***** Data in this exercise *****
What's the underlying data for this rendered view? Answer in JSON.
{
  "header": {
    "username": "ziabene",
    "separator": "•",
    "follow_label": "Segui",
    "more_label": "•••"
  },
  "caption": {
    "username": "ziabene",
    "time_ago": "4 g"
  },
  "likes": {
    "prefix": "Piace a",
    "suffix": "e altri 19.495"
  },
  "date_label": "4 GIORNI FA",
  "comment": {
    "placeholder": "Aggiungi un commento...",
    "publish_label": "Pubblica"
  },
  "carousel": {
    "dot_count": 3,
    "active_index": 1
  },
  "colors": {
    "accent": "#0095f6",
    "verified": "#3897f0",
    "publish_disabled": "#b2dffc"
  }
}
*****
Pull out each record as written and restate it exactly.

What's the underlying data for this rendered view? Answer in JSON.
{
  "header": {
    "username": "ziabene",
    "separator": "•",
    "follow_label": "Segui",
    "more_label": "•••"
  },
  "caption": {
    "username": "ziabene",
    "time_ago": "4 g"
  },
  "likes": {
    "prefix": "Piace a",
    "suffix": "e altri 19.495"
  },
  "date_label": "4 GIORNI FA",
  "comment": {
    "placeholder": "Aggiungi un commento...",
    "publish_label": "Pubblica"
  },
  "carousel": {
    "dot_count": 3,
    "active_index": 1
  },
  "colors": {
    "accent": "#0095f6",
    "verified": "#3897f0",
    "publish_disabled": "#b2dffc"
  }
}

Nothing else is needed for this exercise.